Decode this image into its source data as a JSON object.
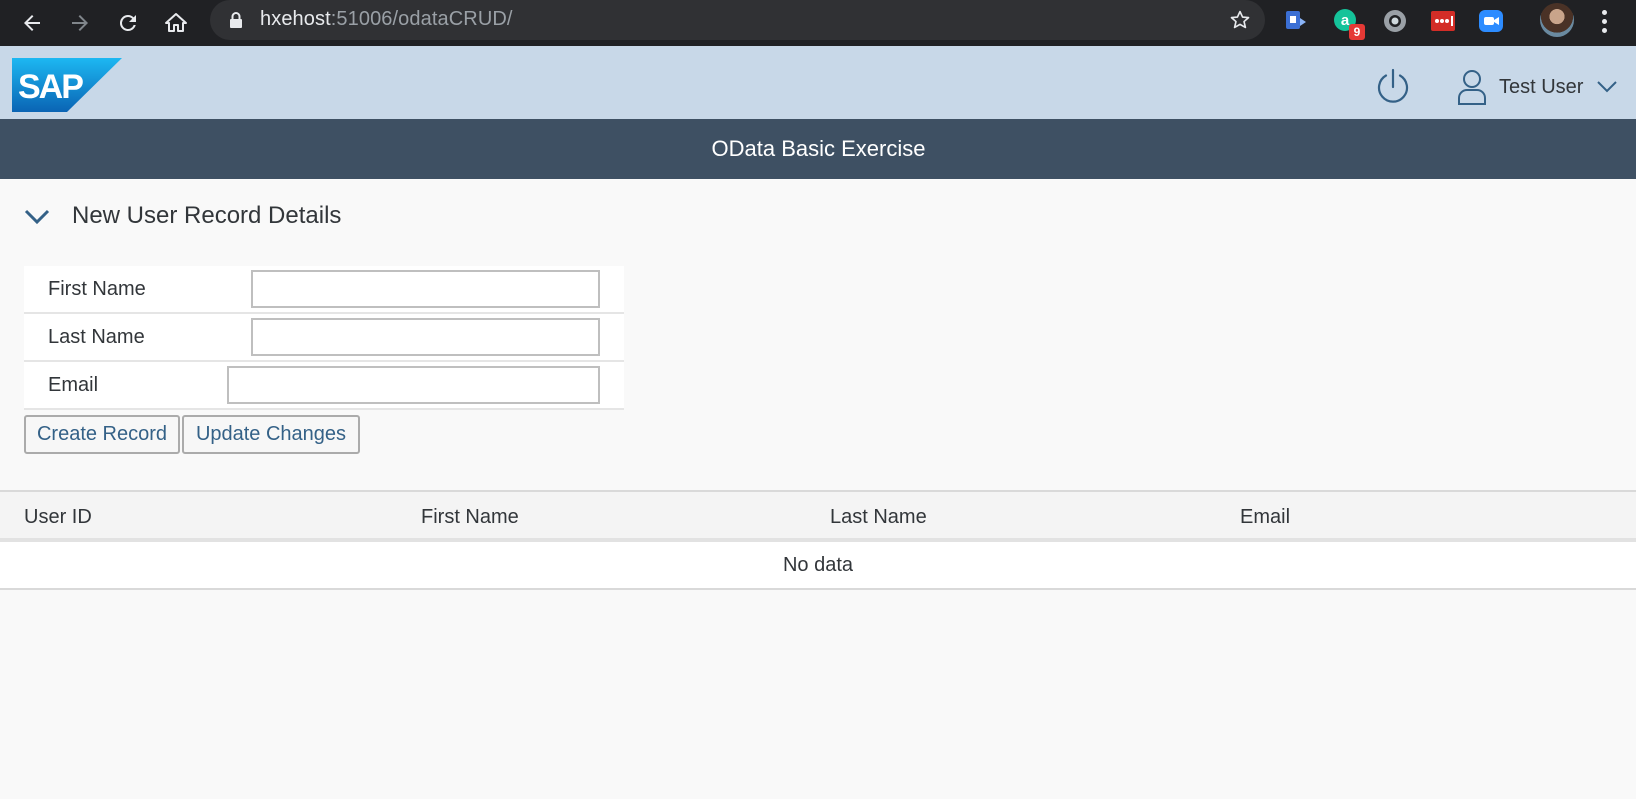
{
  "browser": {
    "url_host": "hxehost",
    "url_rest": ":51006/odataCRUD/",
    "extension_badge": "9"
  },
  "shell": {
    "logo_text": "SAP",
    "user_name": "Test User"
  },
  "app": {
    "title": "OData Basic Exercise"
  },
  "panel": {
    "title": "New User Record Details"
  },
  "form": {
    "first_name_label": "First Name",
    "last_name_label": "Last Name",
    "email_label": "Email",
    "first_name_value": "",
    "last_name_value": "",
    "email_value": ""
  },
  "buttons": {
    "create": "Create Record",
    "update": "Update Changes"
  },
  "table": {
    "columns": [
      "User ID",
      "First Name",
      "Last Name",
      "Email"
    ],
    "no_data": "No data"
  },
  "colors": {
    "shell_bg": "#c8d8e8",
    "title_bar_bg": "#3e5063",
    "sap_blue": "#1a8cd8",
    "link_text": "#346187"
  }
}
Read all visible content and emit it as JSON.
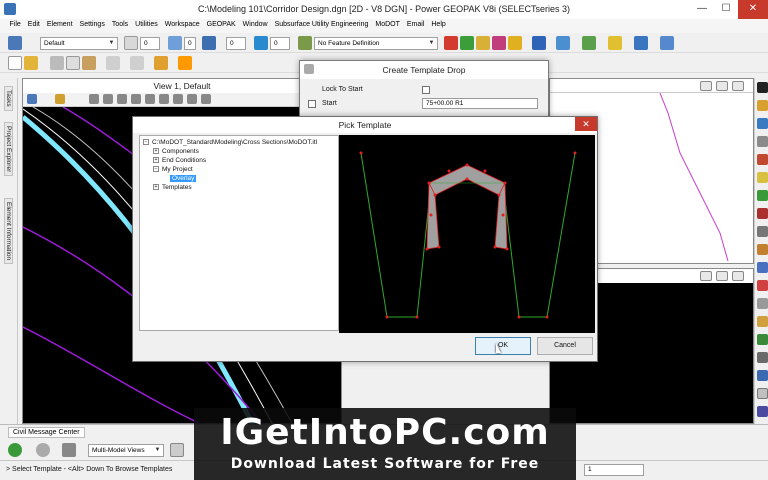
{
  "window": {
    "title": "C:\\Modeling 101\\Corridor Design.dgn [2D - V8 DGN] - Power GEOPAK V8i (SELECTseries 3)",
    "minimize": "—",
    "maximize": "☐",
    "close": "✕"
  },
  "menu": {
    "items": [
      "File",
      "Edit",
      "Element",
      "Settings",
      "Tools",
      "Utilities",
      "Workspace",
      "GEOPAK",
      "Window",
      "Subsurface Utility Engineering",
      "MoDOT",
      "Email",
      "Help"
    ]
  },
  "toolbar": {
    "level_combo": "Default",
    "color_value": "0",
    "weight_value": "0",
    "style_value": "0",
    "line_value": "0",
    "feature_combo": "No Feature Definition"
  },
  "side_tabs": [
    "Tasks",
    "Project Explorer",
    "Element Information"
  ],
  "view1": {
    "title": "View 1, Default"
  },
  "create_template_drop": {
    "title": "Create Template Drop",
    "lock_to_start_label": "Lock To Start",
    "start_label": "Start",
    "start_value": "75+00.00 R1"
  },
  "pick_template": {
    "title": "Pick Template",
    "close": "✕",
    "tree": {
      "root": "C:\\MoDOT_Standard\\Modeling\\Cross Sections\\MoDOT.itl",
      "components": "Components",
      "end_conditions": "End Conditions",
      "my_project": "My Project",
      "overlay": "Overlay",
      "templates": "Templates"
    },
    "ok_label": "OK",
    "cancel_label": "Cancel"
  },
  "watermark": {
    "title": "IGetIntoPC.com",
    "subtitle": "Download Latest Software for Free"
  },
  "message_center": {
    "tab_label": "Civil Message Center"
  },
  "bottom_toolbar": {
    "model_views": "Multi-Model Views"
  },
  "status": {
    "text": "> Select Template - <Alt> Down To Browse Templates",
    "coord1": "1"
  },
  "colors": {
    "accent": "#3399ff",
    "close_red": "#c7392b",
    "preview_green": "#2eaa2e",
    "preview_red": "#e02020",
    "road_cyan": "#7fe8ff",
    "road_purple": "#9b1bd6"
  }
}
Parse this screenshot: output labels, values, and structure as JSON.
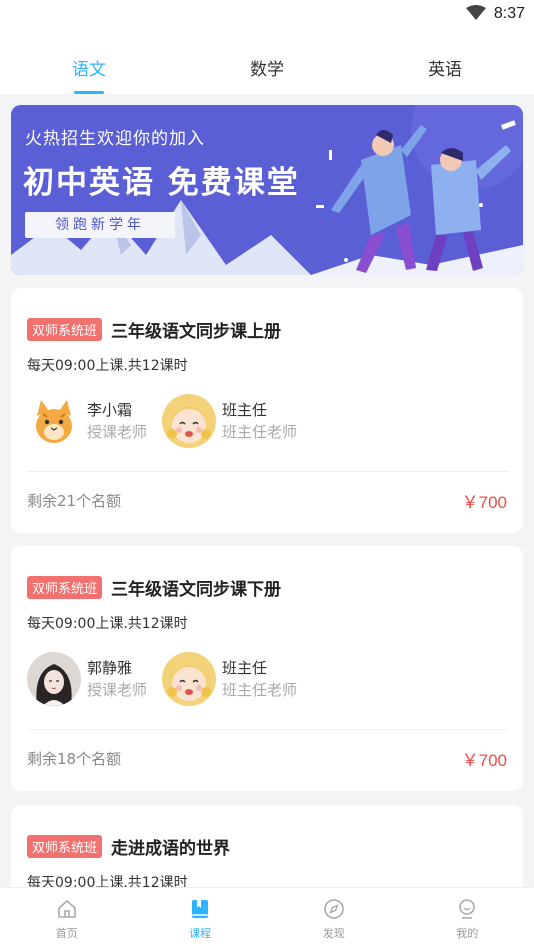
{
  "status": {
    "time": "8:37"
  },
  "tabs": [
    {
      "label": "语文",
      "active": true
    },
    {
      "label": "数学",
      "active": false
    },
    {
      "label": "英语",
      "active": false
    }
  ],
  "banner": {
    "subtitle": "火热招生欢迎你的加入",
    "headline": "初中英语 免费课堂",
    "tagline": "领跑新学年",
    "bg_color": "#5b5fd6"
  },
  "courses": [
    {
      "tag": "双师系统班",
      "title": "三年级语文同步课上册",
      "schedule": "每天09:00上课.共12课时",
      "teachers": [
        {
          "name": "李小霜",
          "role": "授课老师",
          "avatar": "cat-avatar"
        },
        {
          "name": "班主任",
          "role": "班主任老师",
          "avatar": "anime-girl-avatar"
        }
      ],
      "remaining": "剩余21个名额",
      "price": "￥700"
    },
    {
      "tag": "双师系统班",
      "title": "三年级语文同步课下册",
      "schedule": "每天09:00上课.共12课时",
      "teachers": [
        {
          "name": "郭静雅",
          "role": "授课老师",
          "avatar": "woman-avatar"
        },
        {
          "name": "班主任",
          "role": "班主任老师",
          "avatar": "anime-girl-avatar"
        }
      ],
      "remaining": "剩余18个名额",
      "price": "￥700"
    },
    {
      "tag": "双师系统班",
      "title": "走进成语的世界",
      "schedule": "每天09:00上课.共12课时"
    }
  ],
  "bottom_nav": [
    {
      "label": "首页",
      "icon": "home-icon",
      "active": false
    },
    {
      "label": "课程",
      "icon": "book-icon",
      "active": true
    },
    {
      "label": "发现",
      "icon": "compass-icon",
      "active": false
    },
    {
      "label": "我的",
      "icon": "profile-icon",
      "active": false
    }
  ],
  "colors": {
    "accent": "#2fb3ff",
    "tag": "#f2716f",
    "price": "#f24b4b"
  }
}
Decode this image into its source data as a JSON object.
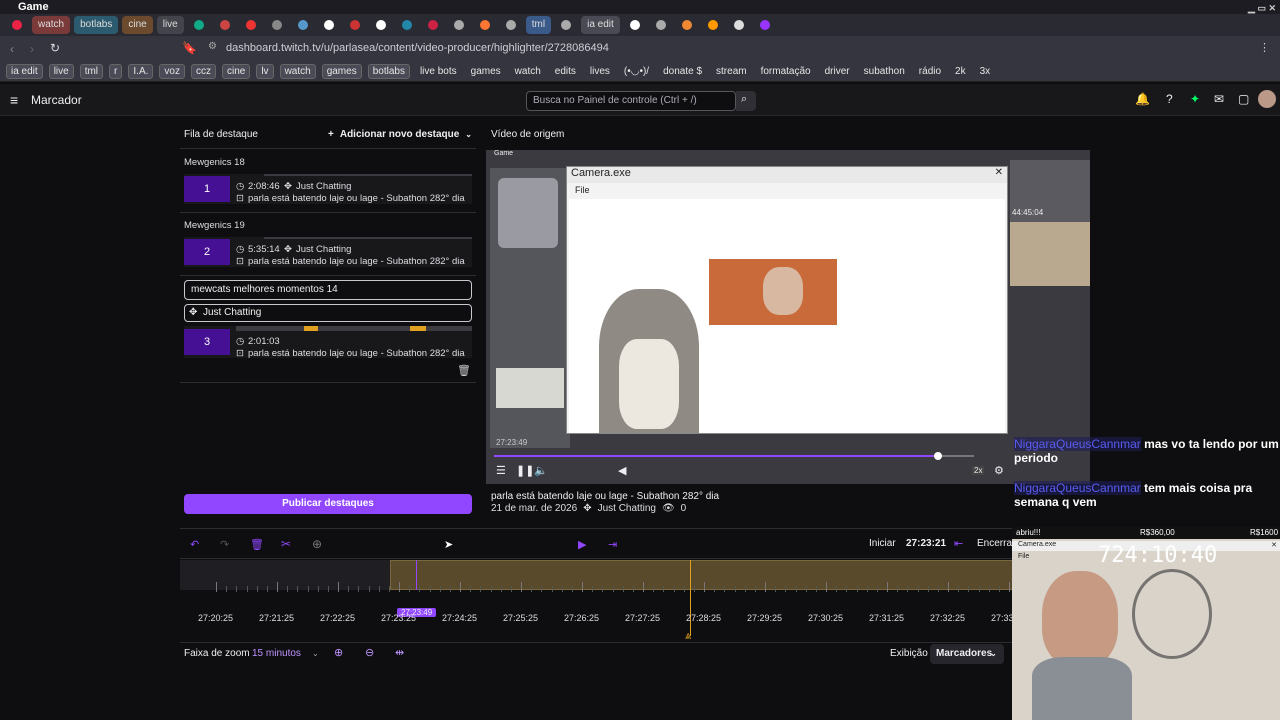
{
  "window": {
    "title": "Game"
  },
  "tabs": [
    {
      "label": "",
      "color": "#e24"
    },
    {
      "label": "watch",
      "color": "#7a3a3a"
    },
    {
      "label": "botlabs",
      "color": "#2c5a6e"
    },
    {
      "label": "cine",
      "color": "#6b4a2e"
    },
    {
      "label": "live",
      "color": "#44444c"
    },
    {
      "label": "",
      "color": "#1a8"
    },
    {
      "label": "",
      "color": "#c44"
    },
    {
      "label": "",
      "color": "#e33"
    },
    {
      "label": "",
      "color": "#888"
    },
    {
      "label": "",
      "color": "#59c"
    },
    {
      "label": "",
      "color": "#fff"
    },
    {
      "label": "",
      "color": "#c33"
    },
    {
      "label": "",
      "color": "#fff"
    },
    {
      "label": "",
      "color": "#28a"
    },
    {
      "label": "",
      "color": "#c24"
    },
    {
      "label": "",
      "color": "#aaa"
    },
    {
      "label": "",
      "color": "#f73"
    },
    {
      "label": "",
      "color": "#aaa"
    },
    {
      "label": "tml",
      "color": "#3a5a8a"
    },
    {
      "label": "",
      "color": "#aaa"
    },
    {
      "label": "ia edit",
      "color": "#4a4a55"
    },
    {
      "label": "",
      "color": "#fff"
    },
    {
      "label": "",
      "color": "#aaa"
    },
    {
      "label": "",
      "color": "#e83"
    },
    {
      "label": "",
      "color": "#f90"
    },
    {
      "label": "",
      "color": "#ddd"
    },
    {
      "label": "",
      "color": "#93f"
    }
  ],
  "address": {
    "url": "dashboard.twitch.tv/u/parlasea/content/video-producer/highlighter/2728086494"
  },
  "bookmarks": [
    {
      "label": "ia edit",
      "chip": true
    },
    {
      "label": "live",
      "chip": true
    },
    {
      "label": "tml",
      "chip": true
    },
    {
      "label": "r",
      "chip": true
    },
    {
      "label": "I.A.",
      "chip": true
    },
    {
      "label": "voz",
      "chip": true
    },
    {
      "label": "ccz",
      "chip": true
    },
    {
      "label": "cine",
      "chip": true
    },
    {
      "label": "lv",
      "chip": true
    },
    {
      "label": "watch",
      "chip": true
    },
    {
      "label": "games",
      "chip": true
    },
    {
      "label": "botlabs",
      "chip": true
    },
    {
      "label": "live bots",
      "chip": false
    },
    {
      "label": "games",
      "chip": false
    },
    {
      "label": "watch",
      "chip": false
    },
    {
      "label": "edits",
      "chip": false
    },
    {
      "label": "lives",
      "chip": false
    },
    {
      "label": "(•◡•)/",
      "chip": false
    },
    {
      "label": "donate $",
      "chip": false
    },
    {
      "label": "stream",
      "chip": false
    },
    {
      "label": "formatação",
      "chip": false
    },
    {
      "label": "driver",
      "chip": false
    },
    {
      "label": "subathon",
      "chip": false
    },
    {
      "label": "rádio",
      "chip": false
    },
    {
      "label": "2k",
      "chip": false
    },
    {
      "label": "3x",
      "chip": false
    }
  ],
  "header": {
    "title": "Marcador",
    "search_placeholder": "Busca no Painel de controle (Ctrl + /)"
  },
  "queue": {
    "title": "Fila de destaque",
    "add_label": "Adicionar novo destaque",
    "items": [
      {
        "group": "Mewgenics 18",
        "num": "1",
        "duration": "2:08:46",
        "category": "Just Chatting",
        "title": "parla está batendo laje ou lage - Subathon 282° dia"
      },
      {
        "group": "Mewgenics 19",
        "num": "2",
        "duration": "5:35:14",
        "category": "Just Chatting",
        "title": "parla está batendo laje ou lage - Subathon 282° dia"
      }
    ],
    "editing": {
      "title_value": "mewcats melhores momentos 14",
      "category_value": "Just Chatting",
      "num": "3",
      "duration": "2:01:03",
      "title": "parla está batendo laje ou lage - Subathon 282° dia"
    },
    "publish_label": "Publicar destaques"
  },
  "source": {
    "title": "Vídeo de origem",
    "overlay_title": "Game",
    "camera_window": "Camera.exe",
    "camera_menu": "File",
    "side_counter": "44:45:04",
    "time_overlay": "27:23:49",
    "rate": "2x",
    "stream_title": "parla está batendo laje ou lage - Subathon 282° dia",
    "date": "21 de mar. de 2026",
    "category": "Just Chatting",
    "views": "0"
  },
  "timeline": {
    "start_label": "Iniciar",
    "start_time": "27:23:21",
    "end_label": "Encerrar",
    "cursor_time": "27:23:49",
    "ticks": [
      "27:20:25",
      "27:21:25",
      "27:22:25",
      "27:23:25",
      "27:24:25",
      "27:25:25",
      "27:26:25",
      "27:27:25",
      "27:28:25",
      "27:29:25",
      "27:30:25",
      "27:31:25",
      "27:32:25",
      "27:33:25"
    ],
    "zoom_label": "Faixa de zoom",
    "zoom_value": "15 minutos",
    "display_label": "Exibição",
    "display_value": "Marcadores"
  },
  "chat": [
    {
      "user": "NiggaraQueusCannmar",
      "msg": "mas vo ta lendo por um periodo"
    },
    {
      "user": "NiggaraQueusCannmar",
      "msg": "tem mais coisa pra semana q vem"
    }
  ],
  "webcam": {
    "banner_left": "abriu!!!",
    "banner_mid": "R$360,00",
    "banner_right": "R$1600",
    "window": "Camera.exe",
    "menu": "File",
    "counter": "724:10:40"
  },
  "colors": {
    "accent": "#9147ff",
    "marker": "#e0a020",
    "highlight_bar": "#5a4a2c"
  }
}
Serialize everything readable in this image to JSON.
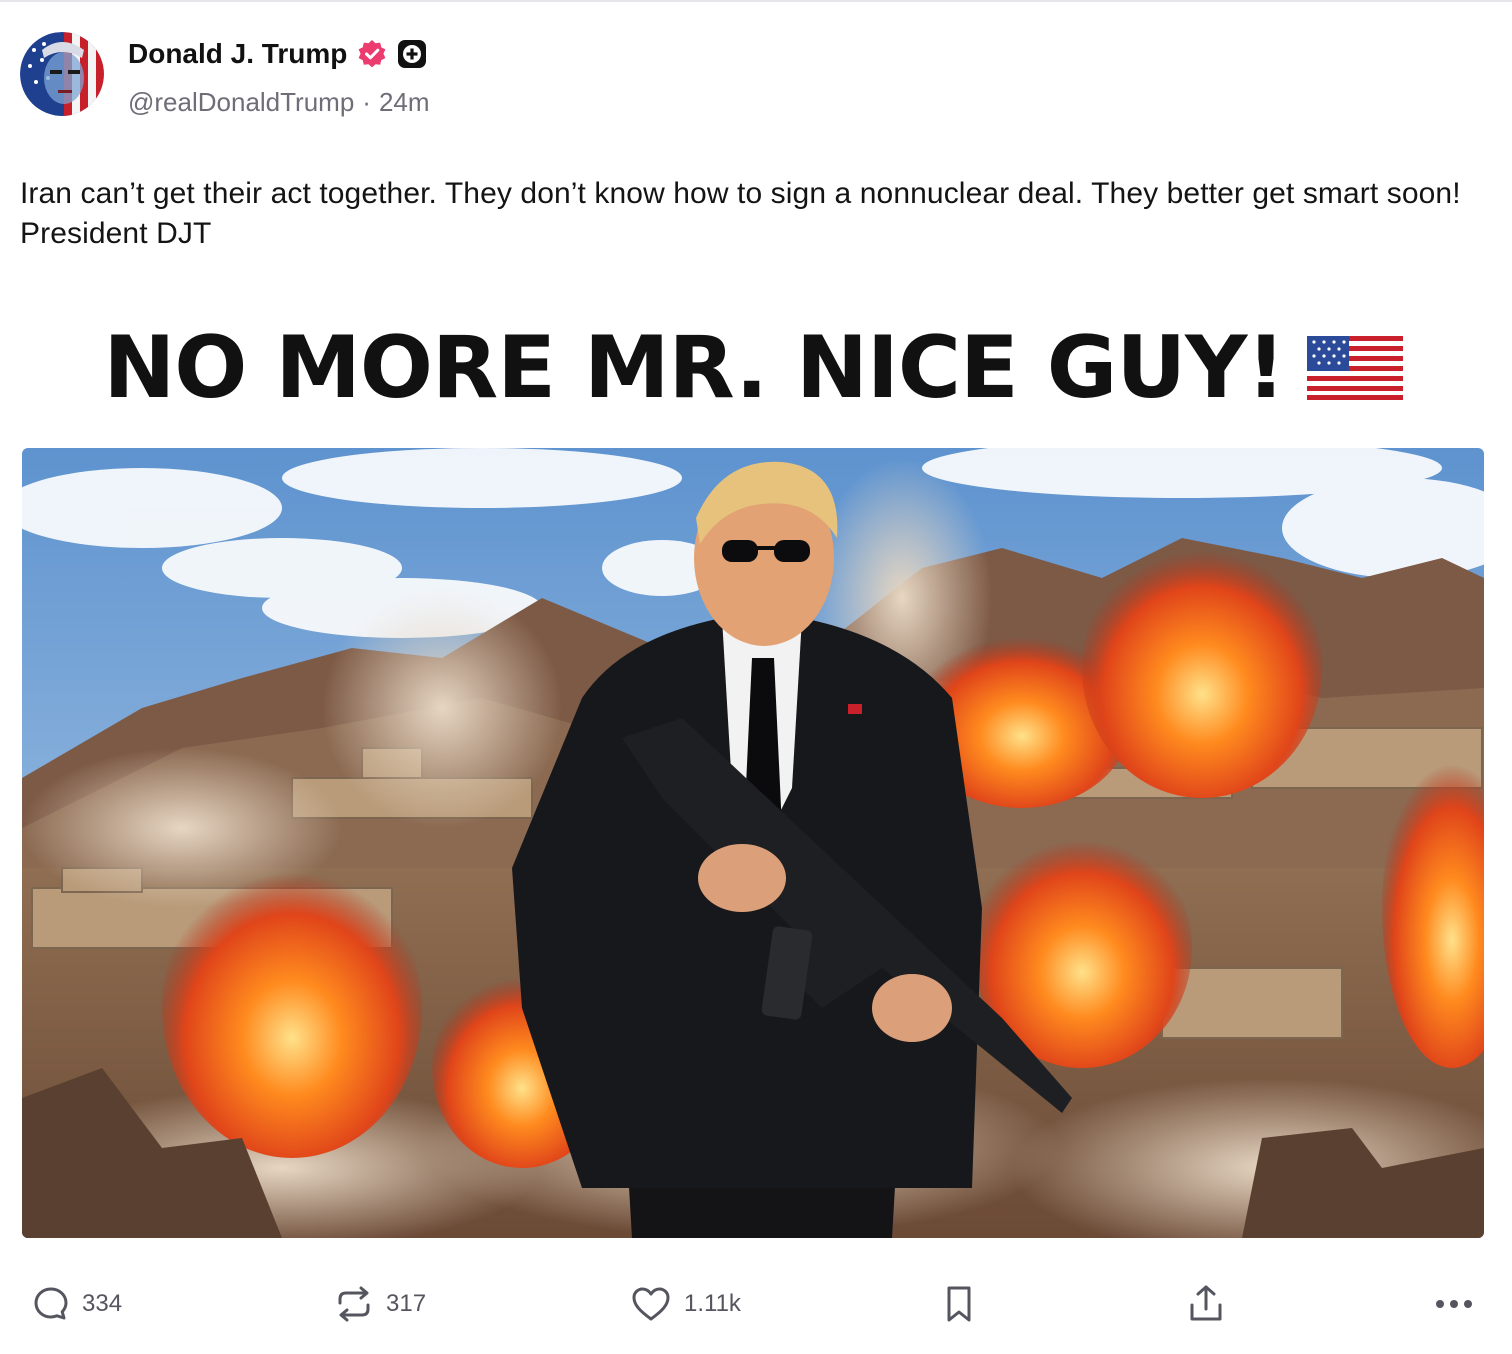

Your instructions - Copy each line that holds the word "Project".

Final result -
    "Project Explorer",
      "my_project": "My Project",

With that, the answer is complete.